STATED EXERCISE
Locate and copy all lines bearing the word "horse".

RECORDS SHOWN
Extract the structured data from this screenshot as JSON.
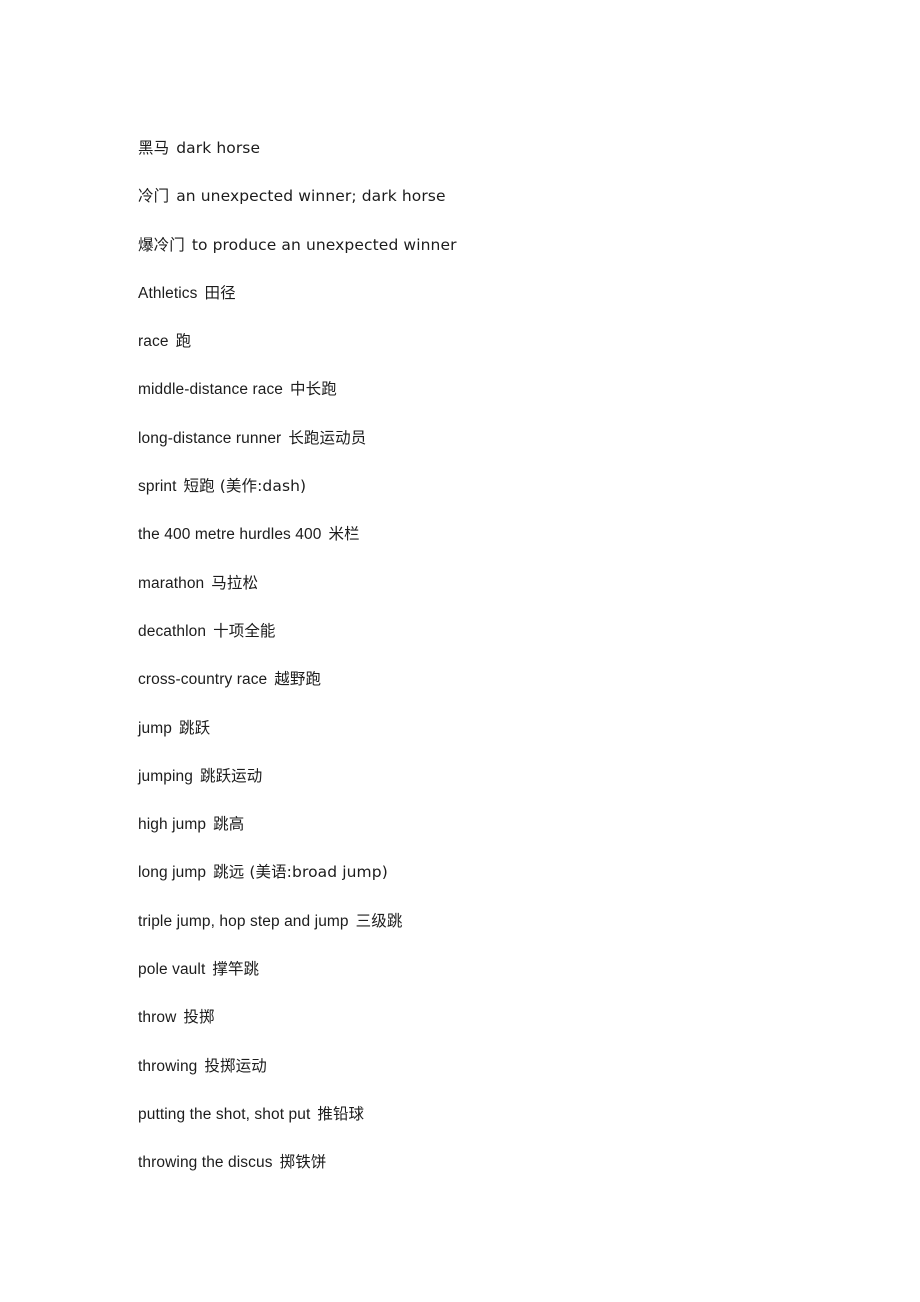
{
  "document": {
    "page_background": "#ffffff",
    "text_color": "#1c1c1c",
    "entries": [
      {
        "term": "黑马",
        "gloss": "dark horse"
      },
      {
        "term": "冷门",
        "gloss": "an unexpected winner; dark horse"
      },
      {
        "term": "爆冷门",
        "gloss": "to produce an unexpected winner"
      },
      {
        "term": "Athletics",
        "gloss": "田径"
      },
      {
        "term": "race",
        "gloss": "跑"
      },
      {
        "term": "middle-distance race",
        "gloss": "中长跑"
      },
      {
        "term": "long-distance runner",
        "gloss": "长跑运动员"
      },
      {
        "term": "sprint",
        "gloss": "短跑  (美作:dash)"
      },
      {
        "term": "the 400 metre hurdles 400",
        "gloss": "米栏"
      },
      {
        "term": "marathon",
        "gloss": "马拉松"
      },
      {
        "term": "decathlon",
        "gloss": "十项全能"
      },
      {
        "term": "cross-country race",
        "gloss": "越野跑"
      },
      {
        "term": "jump",
        "gloss": "跳跃"
      },
      {
        "term": "jumping",
        "gloss": "跳跃运动"
      },
      {
        "term": "high jump",
        "gloss": "跳高"
      },
      {
        "term": "long jump",
        "gloss": "跳远  (美语:broad jump)"
      },
      {
        "term": "triple jump, hop step and jump",
        "gloss": "三级跳"
      },
      {
        "term": "pole vault",
        "gloss": "撑竿跳"
      },
      {
        "term": "throw",
        "gloss": "投掷"
      },
      {
        "term": "throwing",
        "gloss": "投掷运动"
      },
      {
        "term": "putting the shot, shot put",
        "gloss": "推铅球"
      },
      {
        "term": "throwing the discus",
        "gloss": "掷铁饼"
      }
    ]
  }
}
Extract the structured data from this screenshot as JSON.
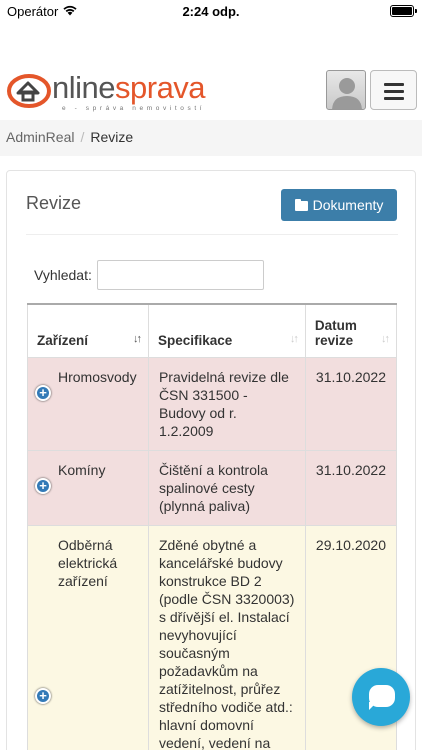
{
  "status_bar": {
    "carrier": "Operátor",
    "time": "2:24 odp."
  },
  "header": {
    "logo": {
      "part1": "nline",
      "part2": "sprava",
      "tagline": "e - správa nemovitostí"
    }
  },
  "breadcrumb": {
    "items": [
      "AdminReal",
      "Revize"
    ],
    "separator": "/"
  },
  "card": {
    "title": "Revize",
    "documents_button": "Dokumenty",
    "search_label": "Vyhledat:",
    "search_value": ""
  },
  "table": {
    "headers": [
      "Zařízení",
      "Specifikace",
      "Datum revize"
    ],
    "rows": [
      {
        "zarizeni": "Hromosvody",
        "specifikace": "Pravidelná revize dle ČSN 331500 - Budovy od r. 1.2.2009",
        "datum": "31.10.2022",
        "status": "red"
      },
      {
        "zarizeni": "Komíny",
        "specifikace": "Čištění a kontrola spalinové cesty (plynná paliva)",
        "datum": "31.10.2022",
        "status": "red"
      },
      {
        "zarizeni": "Odběrná elektrická zařízení",
        "specifikace": "Zděné obytné a kancelářské budovy konstrukce BD 2 (podle ČSN 3320003) s dřívější el. Instalací nevyhovující současným požadavkům na zatížitelnost, průřez středního vodiče atd.: hlavní domovní vedení, vedení na komunikacích a ve",
        "datum": "29.10.2020",
        "status": "yellow"
      }
    ]
  },
  "colors": {
    "accent": "#e4562a",
    "button": "#3c7ea9",
    "row_red": "#f2dede",
    "row_yellow": "#fcf8e3",
    "chat": "#29a8d8"
  }
}
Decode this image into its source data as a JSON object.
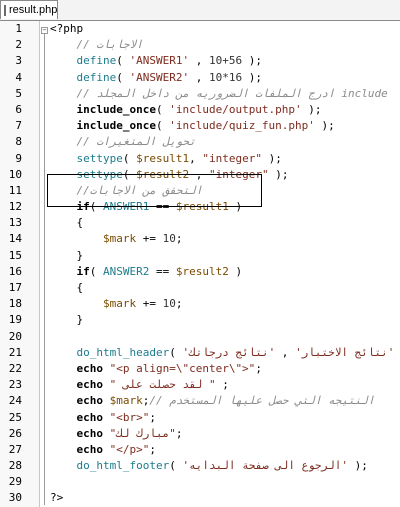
{
  "tab": {
    "title": "result.php"
  },
  "lines": [
    {
      "n": "1",
      "parts": [
        {
          "t": "<?php",
          "c": "kw0"
        }
      ]
    },
    {
      "n": "2",
      "parts": [
        {
          "t": "    // الاجابات",
          "c": "cm"
        }
      ]
    },
    {
      "n": "3",
      "parts": [
        {
          "t": "    define",
          "c": "const"
        },
        {
          "t": "( ",
          "c": ""
        },
        {
          "t": "'ANSWER1'",
          "c": "str"
        },
        {
          "t": " , ",
          "c": ""
        },
        {
          "t": "10+56",
          "c": "num"
        },
        {
          "t": " );",
          "c": ""
        }
      ]
    },
    {
      "n": "4",
      "parts": [
        {
          "t": "    define",
          "c": "const"
        },
        {
          "t": "( ",
          "c": ""
        },
        {
          "t": "'ANSWER2'",
          "c": "str"
        },
        {
          "t": " , ",
          "c": ""
        },
        {
          "t": "10*16",
          "c": "num"
        },
        {
          "t": " );",
          "c": ""
        }
      ]
    },
    {
      "n": "5",
      "parts": [
        {
          "t": "    // ادرج الملفات الضروريه من داخل المجلد include",
          "c": "cm"
        }
      ]
    },
    {
      "n": "6",
      "parts": [
        {
          "t": "    include_once",
          "c": "kw"
        },
        {
          "t": "( ",
          "c": ""
        },
        {
          "t": "'include/output.php'",
          "c": "str"
        },
        {
          "t": " );",
          "c": ""
        }
      ]
    },
    {
      "n": "7",
      "parts": [
        {
          "t": "    include_once",
          "c": "kw"
        },
        {
          "t": "( ",
          "c": ""
        },
        {
          "t": "'include/quiz_fun.php'",
          "c": "str"
        },
        {
          "t": " );",
          "c": ""
        }
      ]
    },
    {
      "n": "8",
      "parts": [
        {
          "t": "    // تحويل المتغيرات",
          "c": "cm"
        }
      ]
    },
    {
      "n": "9",
      "parts": [
        {
          "t": "    settype",
          "c": "const"
        },
        {
          "t": "( ",
          "c": ""
        },
        {
          "t": "$result1",
          "c": "var"
        },
        {
          "t": ", ",
          "c": ""
        },
        {
          "t": "\"integer\"",
          "c": "str"
        },
        {
          "t": " );",
          "c": ""
        }
      ]
    },
    {
      "n": "10",
      "parts": [
        {
          "t": "    settype",
          "c": "const"
        },
        {
          "t": "( ",
          "c": ""
        },
        {
          "t": "$result2",
          "c": "var"
        },
        {
          "t": " , ",
          "c": ""
        },
        {
          "t": "\"integer\"",
          "c": "str"
        },
        {
          "t": " );",
          "c": ""
        }
      ]
    },
    {
      "n": "11",
      "parts": [
        {
          "t": "    //التحقق من الاجابات",
          "c": "cm"
        }
      ]
    },
    {
      "n": "12",
      "parts": [
        {
          "t": "    if",
          "c": "kw"
        },
        {
          "t": "( ",
          "c": ""
        },
        {
          "t": "ANSWER1",
          "c": "const"
        },
        {
          "t": " == ",
          "c": ""
        },
        {
          "t": "$result1",
          "c": "var"
        },
        {
          "t": " )",
          "c": ""
        }
      ]
    },
    {
      "n": "13",
      "parts": [
        {
          "t": "    {",
          "c": ""
        }
      ]
    },
    {
      "n": "14",
      "parts": [
        {
          "t": "        ",
          "c": ""
        },
        {
          "t": "$mark",
          "c": "var"
        },
        {
          "t": " += ",
          "c": ""
        },
        {
          "t": "10",
          "c": "num"
        },
        {
          "t": ";",
          "c": ""
        }
      ]
    },
    {
      "n": "15",
      "parts": [
        {
          "t": "    }",
          "c": ""
        }
      ]
    },
    {
      "n": "16",
      "parts": [
        {
          "t": "    if",
          "c": "kw"
        },
        {
          "t": "( ",
          "c": ""
        },
        {
          "t": "ANSWER2",
          "c": "const"
        },
        {
          "t": " == ",
          "c": ""
        },
        {
          "t": "$result2",
          "c": "var"
        },
        {
          "t": " )",
          "c": ""
        }
      ]
    },
    {
      "n": "17",
      "parts": [
        {
          "t": "    {",
          "c": ""
        }
      ]
    },
    {
      "n": "18",
      "parts": [
        {
          "t": "        ",
          "c": ""
        },
        {
          "t": "$mark",
          "c": "var"
        },
        {
          "t": " += ",
          "c": ""
        },
        {
          "t": "10",
          "c": "num"
        },
        {
          "t": ";",
          "c": ""
        }
      ]
    },
    {
      "n": "19",
      "parts": [
        {
          "t": "    }",
          "c": ""
        }
      ]
    },
    {
      "n": "20",
      "parts": [
        {
          "t": "",
          "c": ""
        }
      ]
    },
    {
      "n": "21",
      "parts": [
        {
          "t": "    do_html_header",
          "c": "const"
        },
        {
          "t": "( ",
          "c": ""
        },
        {
          "t": "'نتائج الاختبار'",
          "c": "str"
        },
        {
          "t": " , ",
          "c": ""
        },
        {
          "t": "'نتائج درجاتك'",
          "c": "str"
        },
        {
          "t": " );",
          "c": ""
        }
      ]
    },
    {
      "n": "22",
      "parts": [
        {
          "t": "    echo",
          "c": "kw"
        },
        {
          "t": " ",
          "c": ""
        },
        {
          "t": "\"<p align=\\\"center\\\">\"",
          "c": "str"
        },
        {
          "t": ";",
          "c": ""
        }
      ]
    },
    {
      "n": "23",
      "parts": [
        {
          "t": "    echo",
          "c": "kw"
        },
        {
          "t": " ",
          "c": ""
        },
        {
          "t": "\" لقد حصلت على \"",
          "c": "str"
        },
        {
          "t": " ;",
          "c": ""
        }
      ]
    },
    {
      "n": "24",
      "parts": [
        {
          "t": "    echo",
          "c": "kw"
        },
        {
          "t": " ",
          "c": ""
        },
        {
          "t": "$mark",
          "c": "var"
        },
        {
          "t": ";",
          "c": ""
        },
        {
          "t": "// النتيجه التي حصل عليها المستخدم",
          "c": "cm"
        }
      ]
    },
    {
      "n": "25",
      "parts": [
        {
          "t": "    echo",
          "c": "kw"
        },
        {
          "t": " ",
          "c": ""
        },
        {
          "t": "\"<br>\"",
          "c": "str"
        },
        {
          "t": ";",
          "c": ""
        }
      ]
    },
    {
      "n": "26",
      "parts": [
        {
          "t": "    echo",
          "c": "kw"
        },
        {
          "t": " ",
          "c": ""
        },
        {
          "t": "\"مبارك لك\"",
          "c": "str"
        },
        {
          "t": ";",
          "c": ""
        }
      ]
    },
    {
      "n": "27",
      "parts": [
        {
          "t": "    echo",
          "c": "kw"
        },
        {
          "t": " ",
          "c": ""
        },
        {
          "t": "\"</p>\"",
          "c": "str"
        },
        {
          "t": ";",
          "c": ""
        }
      ]
    },
    {
      "n": "28",
      "parts": [
        {
          "t": "    do_html_footer",
          "c": "const"
        },
        {
          "t": "( ",
          "c": ""
        },
        {
          "t": "'الرجوع الى صفحة البدايه'",
          "c": "str"
        },
        {
          "t": " );",
          "c": ""
        }
      ]
    },
    {
      "n": "29",
      "parts": [
        {
          "t": "",
          "c": ""
        }
      ]
    },
    {
      "n": "30",
      "parts": [
        {
          "t": "?>",
          "c": "kw0"
        }
      ]
    }
  ]
}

SOLUTION TO THIS PROBLEM
        "gloss": "dark horse"
        "gloss": "an unexpected winner; dark horse"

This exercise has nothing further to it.